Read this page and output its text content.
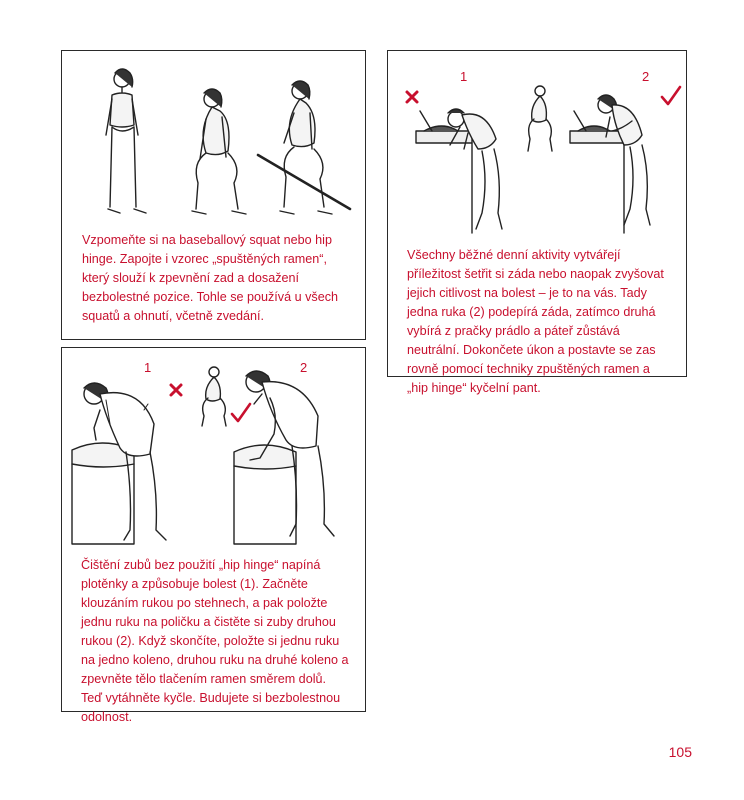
Vzpomeňte si na baseballový squat nebo hip hinge. Zapojte i vzorec „spuštěných ramen“, který slouží k zpevnění zad a dosažení bezbolestné pozice. Tohle se používá u všech squatů a ohnutí, včetně zvedání.

1	2

Všechny běžné denní aktivity vytvářejí příležitost šetřit si záda nebo naopak zvyšovat jejich citlivost na bolest – je to na vás. Tady jedna ruka (2) podepírá záda, zatímco druhá vybírá z pračky prádlo a páteř zůstává neutrální. Dokončete úkon a postavte se zas rovně pomocí techniky zpuštěných ramen a „hip hinge“ kyčelní pant.

1	2

Čištění zubů bez použití „hip hinge“ napíná plotěnky a způsobuje bolest (1). Začněte klouzáním rukou po stehnech, a pak položte jednu ruku na poličku a čistěte si zuby druhou rukou (2). Když skončíte, položte si jednu ruku na jedno koleno, druhou ruku na druhé koleno a zpevněte tělo tlačením ramen směrem dolů. Teď vytáhněte kyčle. Budujete si bezbolestnou odolnost.

105
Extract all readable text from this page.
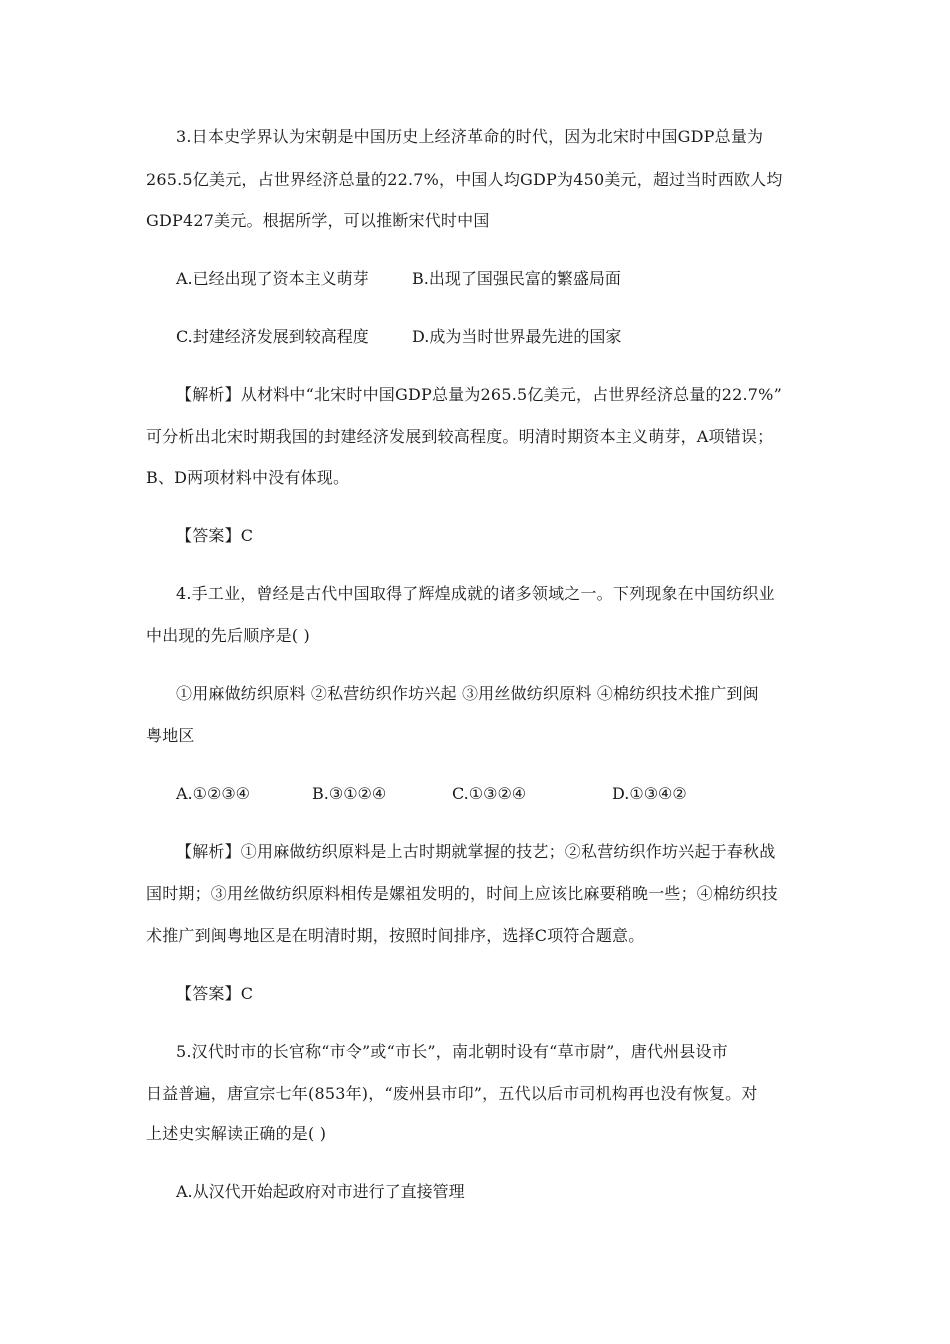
3.日本史学界认为宋朝是中国历史上经济革命的时代，因为北宋时中国GDP总量为
265.5亿美元，占世界经济总量的22.7%，中国人均GDP为450美元，超过当时西欧人均
GDP427美元。根据所学，可以推断宋代时中国
A.已经出现了资本主义萌芽	B.出现了国强民富的繁盛局面
C.封建经济发展到较高程度	D.成为当时世界最先进的国家
【解析】从材料中“北宋时中国GDP总量为265.5亿美元，占世界经济总量的22.7%”
可分析出北宋时期我国的封建经济发展到较高程度。明清时期资本主义萌芽，A项错误；
B、D两项材料中没有体现。
【答案】C
4.手工业，曾经是古代中国取得了辉煌成就的诸多领域之一。下列现象在中国纺织业
中出现的先后顺序是( )
①用麻做纺织原料 ②私营纺织作坊兴起 ③用丝做纺织原料 ④棉纺织技术推广到闽
粤地区
A.①②③④	B.③①②④	C.①③②④	D.①③④②
【解析】①用麻做纺织原料是上古时期就掌握的技艺；②私营纺织作坊兴起于春秋战
国时期；③用丝做纺织原料相传是嫘祖发明的，时间上应该比麻要稍晚一些；④棉纺织技
术推广到闽粤地区是在明清时期，按照时间排序，选择C项符合题意。
【答案】C
5.汉代时市的长官称“市令”或“市长”，南北朝时设有“草市尉”，唐代州县设市
日益普遍，唐宣宗七年(853年)，“废州县市印”，五代以后市司机构再也没有恢复。对
上述史实解读正确的是( )
A.从汉代开始起政府对市进行了直接管理
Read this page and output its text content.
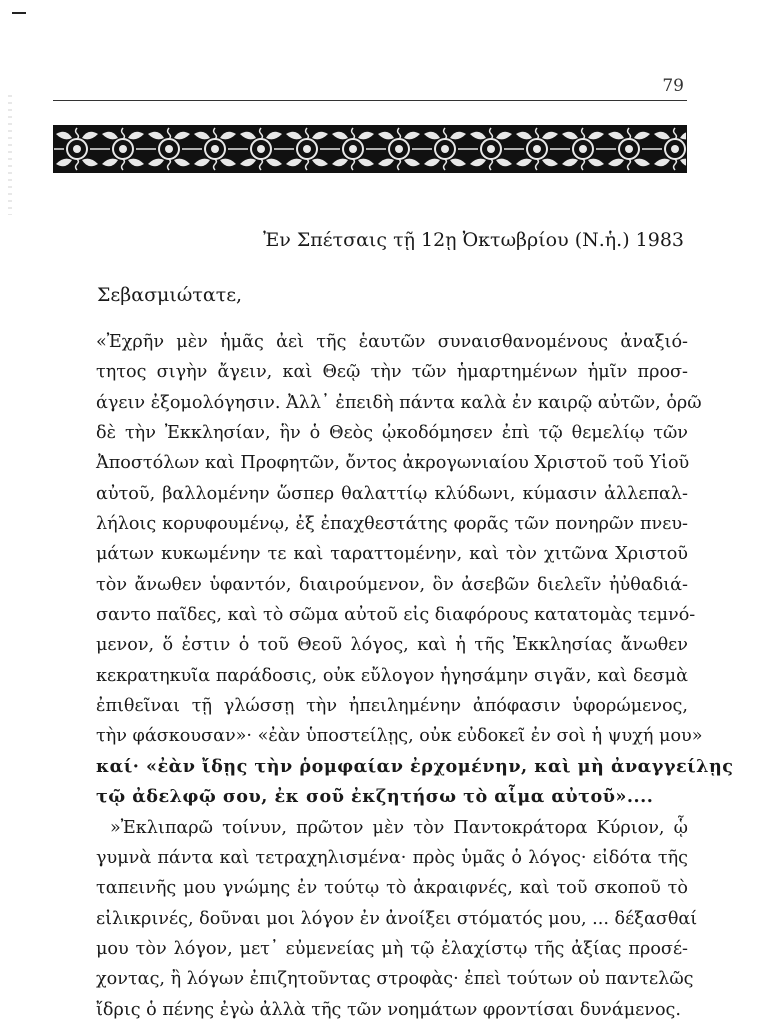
79
Ἐν Σπέτσαις τῇ 12ῃ Ὀκτωβρίου (Ν.ἡ.) 1983
Σεβασμιώτατε,
«Ἐχρῆν μὲν ἡμᾶς ἀεὶ τῆς ἑαυτῶν συναισθανομένους ἀναξιό-
τητος σιγὴν ἄγειν, καὶ Θεῷ τὴν τῶν ἡμαρτημένων ἡμῖν προσ-
άγειν ἐξομολόγησιν. Ἀλλ᾽ ἐπειδὴ πάντα καλὰ ἐν καιρῷ αὐτῶν, ὁρῶ
δὲ τὴν Ἐκκλησίαν, ἣν ὁ Θεὸς ᾠκοδόμησεν ἐπὶ τῷ θεμελίῳ τῶν
Ἀποστόλων καὶ Προφητῶν, ὄντος ἀκρογωνιαίου Χριστοῦ τοῦ Υἱοῦ
αὐτοῦ, βαλλομένην ὥσπερ θαλαττίῳ κλύδωνι, κύμασιν ἀλλεπαλ-
λήλοις κορυφουμένῳ, ἐξ ἐπαχθεστάτης φορᾶς τῶν πονηρῶν πνευ-
μάτων κυκωμένην τε καὶ ταραττομένην, καὶ τὸν χιτῶνα Χριστοῦ
τὸν ἄνωθεν ὑφαντόν, διαιρούμενον, ὃν ἀσεβῶν διελεῖν ἠὐθαδιά-
σαντο παῖδες, καὶ τὸ σῶμα αὐτοῦ εἰς διαφόρους κατατομὰς τεμνό-
μενον, ὅ ἐστιν ὁ τοῦ Θεοῦ λόγος, καὶ ἡ τῆς Ἐκκλησίας ἄνωθεν
κεκρατηκυῖα παράδοσις, οὐκ εὔλογον ἡγησάμην σιγᾶν, καὶ δεσμὰ
ἐπιθεῖναι τῇ γλώσσῃ τὴν ἠπειλημένην ἀπόφασιν ὑφορώμενος,
τὴν φάσκουσαν»· «ἐὰν ὑποστείλῃς, οὐκ εὐδοκεῖ ἐν σοὶ ἡ ψυχή μου»
καί· «ἐὰν ἴδῃς τὴν ῥομφαίαν ἐρχομένην, καὶ μὴ ἀναγγείλῃς
τῷ ἀδελφῷ σου, ἐκ σοῦ ἐκζητήσω τὸ αἷμα αὐτοῦ»....
»Ἐκλιπαρῶ τοίνυν, πρῶτον μὲν τὸν Παντοκράτορα Κύριον, ᾧ
γυμνὰ πάντα καὶ τετραχηλισμένα· πρὸς ὑμᾶς ὁ λόγος· εἰδότα τῆς
ταπεινῆς μου γνώμης ἐν τούτῳ τὸ ἀκραιφνές, καὶ τοῦ σκοποῦ τὸ
εἰλικρινές, δοῦναι μοι λόγον ἐν ἀνοίξει στόματός μου, ... δέξασθαί
μου τὸν λόγον, μετ᾽ εὐμενείας μὴ τῷ ἐλαχίστῳ τῆς ἀξίας προσέ-
χοντας, ἢ λόγων ἐπιζητοῦντας στροφὰς· ἐπεὶ τούτων οὐ παντελῶς
ἴδρις ὁ πένης ἐγὼ ἀλλὰ τῆς τῶν νοημάτων φροντίσαι δυνάμενος.
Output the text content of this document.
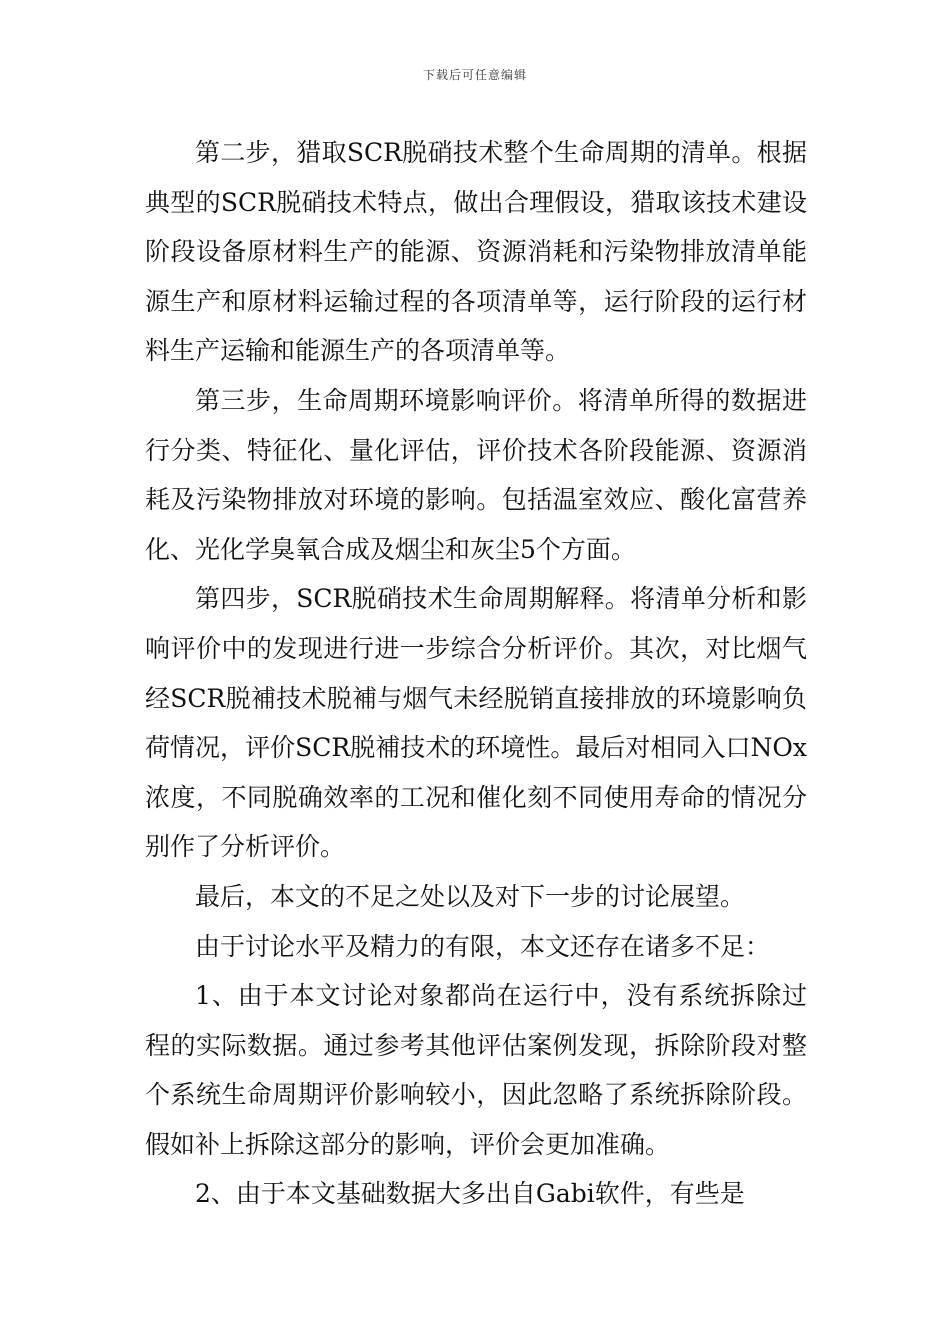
下载后可任意编辑

第二步，猎取SCR脱硝技术整个生命周期的清单。根据典型的SCR脱硝技术特点，做出合理假设，猎取该技术建设阶段设备原材料生产的能源、资源消耗和污染物排放清单能源生产和原材料运输过程的各项清单等，运行阶段的运行材料生产运输和能源生产的各项清单等。

第三步，生命周期环境影响评价。将清单所得的数据进行分类、特征化、量化评估，评价技术各阶段能源、资源消耗及污染物排放对环境的影响。包括温室效应、酸化富营养化、光化学臭氧合成及烟尘和灰尘5个方面。

第四步，SCR脱硝技术生命周期解释。将清单分析和影响评价中的发现进行进一步综合分析评价。其次，对比烟气经SCR脱補技术脱補与烟气未经脱销直接排放的环境影响负荷情况，评价SCR脱補技术的环境性。最后对相同入口NOx浓度，不同脱确效率的工况和催化刻不同使用寿命的情况分别作了分析评价。

最后，本文的不足之处以及对下一步的讨论展望。

由于讨论水平及精力的有限，本文还存在诸多不足：

1、由于本文讨论对象都尚在运行中，没有系统拆除过程的实际数据。通过参考其他评估案例发现，拆除阶段对整个系统生命周期评价影响较小，因此忽略了系统拆除阶段。假如补上拆除这部分的影响，评价会更加准确。

2、由于本文基础数据大多出自Gabi软件，有些是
....................
#### [Exercise requirements]
Go through the material above and count the lines that contain "αὐτοῦ"; answer with the number alone.

#### [Correct output]
3